Exercise>
Pull out from the material below all lines with "marker".

Source data
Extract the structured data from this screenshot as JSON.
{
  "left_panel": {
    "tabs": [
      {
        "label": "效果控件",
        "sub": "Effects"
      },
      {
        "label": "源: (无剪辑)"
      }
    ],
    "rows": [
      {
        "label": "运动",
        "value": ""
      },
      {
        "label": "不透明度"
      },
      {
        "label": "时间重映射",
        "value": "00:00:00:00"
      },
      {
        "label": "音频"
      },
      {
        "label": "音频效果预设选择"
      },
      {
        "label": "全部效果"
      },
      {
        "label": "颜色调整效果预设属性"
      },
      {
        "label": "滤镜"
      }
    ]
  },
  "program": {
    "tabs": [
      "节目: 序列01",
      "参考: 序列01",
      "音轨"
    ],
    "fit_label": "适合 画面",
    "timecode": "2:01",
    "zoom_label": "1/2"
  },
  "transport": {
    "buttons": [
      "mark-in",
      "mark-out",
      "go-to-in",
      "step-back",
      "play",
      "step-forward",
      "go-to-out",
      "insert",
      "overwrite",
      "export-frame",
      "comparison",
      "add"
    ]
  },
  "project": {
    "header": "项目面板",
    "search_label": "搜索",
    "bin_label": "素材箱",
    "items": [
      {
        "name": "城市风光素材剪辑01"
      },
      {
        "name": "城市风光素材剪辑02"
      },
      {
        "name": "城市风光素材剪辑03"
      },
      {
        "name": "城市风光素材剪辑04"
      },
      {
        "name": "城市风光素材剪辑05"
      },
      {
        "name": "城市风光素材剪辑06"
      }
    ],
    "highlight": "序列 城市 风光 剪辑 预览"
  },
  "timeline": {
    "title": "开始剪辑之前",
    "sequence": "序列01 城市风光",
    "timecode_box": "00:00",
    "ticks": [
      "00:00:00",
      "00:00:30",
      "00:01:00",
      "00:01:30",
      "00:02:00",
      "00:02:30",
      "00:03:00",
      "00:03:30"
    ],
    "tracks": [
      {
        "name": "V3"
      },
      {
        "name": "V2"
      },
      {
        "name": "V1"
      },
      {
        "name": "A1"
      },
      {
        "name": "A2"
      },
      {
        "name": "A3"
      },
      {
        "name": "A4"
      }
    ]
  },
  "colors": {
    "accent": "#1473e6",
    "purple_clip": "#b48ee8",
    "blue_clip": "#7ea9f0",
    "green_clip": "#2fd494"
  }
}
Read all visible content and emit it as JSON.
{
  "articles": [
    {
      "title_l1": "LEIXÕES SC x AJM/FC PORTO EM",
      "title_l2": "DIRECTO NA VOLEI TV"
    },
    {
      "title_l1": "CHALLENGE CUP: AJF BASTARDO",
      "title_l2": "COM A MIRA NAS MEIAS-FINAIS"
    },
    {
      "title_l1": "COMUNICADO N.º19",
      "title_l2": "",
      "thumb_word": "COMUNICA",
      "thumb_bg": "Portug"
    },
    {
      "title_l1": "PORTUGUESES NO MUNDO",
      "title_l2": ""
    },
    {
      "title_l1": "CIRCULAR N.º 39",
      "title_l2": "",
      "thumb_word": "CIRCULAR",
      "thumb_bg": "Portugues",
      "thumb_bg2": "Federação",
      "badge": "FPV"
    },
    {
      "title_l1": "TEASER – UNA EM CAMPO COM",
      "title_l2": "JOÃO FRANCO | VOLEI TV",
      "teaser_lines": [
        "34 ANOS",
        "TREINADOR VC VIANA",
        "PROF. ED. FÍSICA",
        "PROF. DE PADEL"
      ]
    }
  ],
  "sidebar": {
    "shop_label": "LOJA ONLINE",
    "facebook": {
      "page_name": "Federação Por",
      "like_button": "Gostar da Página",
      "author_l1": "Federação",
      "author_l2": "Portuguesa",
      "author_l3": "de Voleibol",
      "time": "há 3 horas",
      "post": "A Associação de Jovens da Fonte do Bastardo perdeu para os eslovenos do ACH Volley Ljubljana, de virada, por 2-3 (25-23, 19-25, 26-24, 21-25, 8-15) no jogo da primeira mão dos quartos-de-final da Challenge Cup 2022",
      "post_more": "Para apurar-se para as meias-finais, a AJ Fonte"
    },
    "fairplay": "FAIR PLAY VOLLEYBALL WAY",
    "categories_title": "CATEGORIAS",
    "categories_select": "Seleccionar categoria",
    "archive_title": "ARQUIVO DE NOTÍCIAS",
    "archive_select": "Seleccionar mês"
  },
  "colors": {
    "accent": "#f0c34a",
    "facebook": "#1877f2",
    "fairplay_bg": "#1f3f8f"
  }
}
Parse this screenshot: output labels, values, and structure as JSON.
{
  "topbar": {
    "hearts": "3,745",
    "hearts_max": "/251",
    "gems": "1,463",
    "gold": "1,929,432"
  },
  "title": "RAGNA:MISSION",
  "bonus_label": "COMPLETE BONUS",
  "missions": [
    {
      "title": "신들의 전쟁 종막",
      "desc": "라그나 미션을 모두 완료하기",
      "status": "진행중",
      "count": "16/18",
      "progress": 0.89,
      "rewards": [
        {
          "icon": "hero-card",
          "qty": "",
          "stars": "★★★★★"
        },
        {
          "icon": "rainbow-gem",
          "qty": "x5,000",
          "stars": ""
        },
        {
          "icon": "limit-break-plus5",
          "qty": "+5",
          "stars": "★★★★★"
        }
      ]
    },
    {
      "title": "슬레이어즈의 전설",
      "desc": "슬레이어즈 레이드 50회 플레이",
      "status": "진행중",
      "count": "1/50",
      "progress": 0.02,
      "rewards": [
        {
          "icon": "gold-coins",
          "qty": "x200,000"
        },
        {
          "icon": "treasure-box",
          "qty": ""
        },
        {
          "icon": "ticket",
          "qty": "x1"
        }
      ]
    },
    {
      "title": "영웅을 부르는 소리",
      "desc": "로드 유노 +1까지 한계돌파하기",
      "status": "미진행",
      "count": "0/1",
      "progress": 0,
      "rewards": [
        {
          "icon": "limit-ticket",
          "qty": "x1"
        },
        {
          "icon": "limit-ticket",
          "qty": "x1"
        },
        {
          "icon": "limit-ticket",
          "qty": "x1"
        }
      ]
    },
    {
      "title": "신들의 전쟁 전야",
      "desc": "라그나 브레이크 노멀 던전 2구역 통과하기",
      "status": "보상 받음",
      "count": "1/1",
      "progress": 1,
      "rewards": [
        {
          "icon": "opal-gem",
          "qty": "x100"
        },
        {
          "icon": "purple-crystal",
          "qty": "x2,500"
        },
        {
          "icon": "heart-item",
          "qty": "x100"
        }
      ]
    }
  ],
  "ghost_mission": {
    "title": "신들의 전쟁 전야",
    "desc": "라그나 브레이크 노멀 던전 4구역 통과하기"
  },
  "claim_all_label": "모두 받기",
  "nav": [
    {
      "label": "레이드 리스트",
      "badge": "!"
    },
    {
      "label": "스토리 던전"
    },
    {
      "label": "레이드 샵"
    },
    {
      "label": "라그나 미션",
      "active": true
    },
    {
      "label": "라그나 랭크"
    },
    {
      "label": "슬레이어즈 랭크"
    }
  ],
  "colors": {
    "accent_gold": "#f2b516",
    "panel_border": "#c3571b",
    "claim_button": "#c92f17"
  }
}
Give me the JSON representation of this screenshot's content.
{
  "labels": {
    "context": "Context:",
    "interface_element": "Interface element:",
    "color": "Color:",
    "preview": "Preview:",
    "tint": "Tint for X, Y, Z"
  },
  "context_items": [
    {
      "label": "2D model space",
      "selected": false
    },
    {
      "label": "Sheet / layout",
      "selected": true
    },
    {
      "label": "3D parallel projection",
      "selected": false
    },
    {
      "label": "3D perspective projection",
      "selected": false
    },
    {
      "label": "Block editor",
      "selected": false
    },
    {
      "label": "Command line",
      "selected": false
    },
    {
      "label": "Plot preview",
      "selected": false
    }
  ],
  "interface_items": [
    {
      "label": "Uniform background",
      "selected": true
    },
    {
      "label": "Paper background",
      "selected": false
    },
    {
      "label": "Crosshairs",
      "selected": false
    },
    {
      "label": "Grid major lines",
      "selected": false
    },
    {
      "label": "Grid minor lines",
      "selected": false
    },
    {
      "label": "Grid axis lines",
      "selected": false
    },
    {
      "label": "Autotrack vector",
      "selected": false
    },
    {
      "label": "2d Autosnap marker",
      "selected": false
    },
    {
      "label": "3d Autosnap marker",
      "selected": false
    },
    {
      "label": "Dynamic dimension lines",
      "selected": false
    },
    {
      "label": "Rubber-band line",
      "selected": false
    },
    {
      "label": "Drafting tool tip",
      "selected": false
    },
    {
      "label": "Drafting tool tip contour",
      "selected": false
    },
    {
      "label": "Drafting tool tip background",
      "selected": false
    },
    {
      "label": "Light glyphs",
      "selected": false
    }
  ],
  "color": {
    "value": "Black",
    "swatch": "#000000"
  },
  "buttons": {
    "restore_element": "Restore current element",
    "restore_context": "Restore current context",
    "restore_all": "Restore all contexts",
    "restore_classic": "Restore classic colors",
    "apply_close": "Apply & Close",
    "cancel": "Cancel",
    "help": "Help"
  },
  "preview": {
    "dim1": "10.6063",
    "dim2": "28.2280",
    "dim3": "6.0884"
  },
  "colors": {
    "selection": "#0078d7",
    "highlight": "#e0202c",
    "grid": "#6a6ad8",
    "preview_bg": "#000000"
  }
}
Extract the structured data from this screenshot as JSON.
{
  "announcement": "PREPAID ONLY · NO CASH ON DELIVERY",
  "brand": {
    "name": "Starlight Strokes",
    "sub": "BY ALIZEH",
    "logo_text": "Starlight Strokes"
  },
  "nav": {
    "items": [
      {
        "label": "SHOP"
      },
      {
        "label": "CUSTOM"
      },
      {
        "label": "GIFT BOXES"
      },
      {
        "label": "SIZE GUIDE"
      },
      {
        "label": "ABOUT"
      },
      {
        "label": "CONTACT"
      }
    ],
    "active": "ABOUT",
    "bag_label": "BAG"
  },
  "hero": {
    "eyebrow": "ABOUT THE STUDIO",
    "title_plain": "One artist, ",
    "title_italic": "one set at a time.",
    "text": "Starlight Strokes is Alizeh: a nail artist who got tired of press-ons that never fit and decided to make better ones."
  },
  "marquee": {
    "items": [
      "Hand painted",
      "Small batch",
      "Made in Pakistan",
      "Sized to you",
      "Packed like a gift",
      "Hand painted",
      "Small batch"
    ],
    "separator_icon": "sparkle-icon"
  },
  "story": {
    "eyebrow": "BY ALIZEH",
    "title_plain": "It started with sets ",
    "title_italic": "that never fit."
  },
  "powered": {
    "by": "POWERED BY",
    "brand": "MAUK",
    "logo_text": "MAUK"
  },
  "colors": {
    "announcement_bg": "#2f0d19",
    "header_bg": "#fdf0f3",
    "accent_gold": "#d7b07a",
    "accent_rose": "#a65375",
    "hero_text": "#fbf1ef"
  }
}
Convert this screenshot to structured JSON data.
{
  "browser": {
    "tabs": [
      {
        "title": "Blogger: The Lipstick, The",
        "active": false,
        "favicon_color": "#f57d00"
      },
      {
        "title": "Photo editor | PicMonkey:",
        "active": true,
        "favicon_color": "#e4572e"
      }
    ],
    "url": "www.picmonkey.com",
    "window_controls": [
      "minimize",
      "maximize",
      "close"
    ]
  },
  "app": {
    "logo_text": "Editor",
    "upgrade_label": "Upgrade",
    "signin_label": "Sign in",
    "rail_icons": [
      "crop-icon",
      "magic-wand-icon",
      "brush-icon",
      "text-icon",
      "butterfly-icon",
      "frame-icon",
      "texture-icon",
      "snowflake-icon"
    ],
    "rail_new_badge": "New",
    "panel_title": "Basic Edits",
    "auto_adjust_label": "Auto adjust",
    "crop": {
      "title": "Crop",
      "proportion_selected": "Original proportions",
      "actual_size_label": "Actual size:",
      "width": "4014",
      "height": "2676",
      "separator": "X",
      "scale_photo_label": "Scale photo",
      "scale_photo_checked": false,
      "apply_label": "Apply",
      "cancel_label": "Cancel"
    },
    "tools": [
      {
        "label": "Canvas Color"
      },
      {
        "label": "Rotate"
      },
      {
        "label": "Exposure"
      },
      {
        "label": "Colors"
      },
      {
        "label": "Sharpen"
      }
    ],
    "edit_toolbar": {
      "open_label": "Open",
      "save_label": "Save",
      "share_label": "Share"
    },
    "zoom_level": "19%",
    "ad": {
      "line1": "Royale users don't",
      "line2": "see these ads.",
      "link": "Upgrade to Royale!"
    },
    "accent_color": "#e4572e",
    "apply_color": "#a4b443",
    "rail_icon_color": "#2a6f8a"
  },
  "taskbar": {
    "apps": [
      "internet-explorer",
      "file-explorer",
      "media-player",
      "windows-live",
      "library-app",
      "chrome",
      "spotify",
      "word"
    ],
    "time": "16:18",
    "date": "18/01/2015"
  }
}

Output of the task>
      "label": "2d Autosnap marker",
      "label": "3d Autosnap marker",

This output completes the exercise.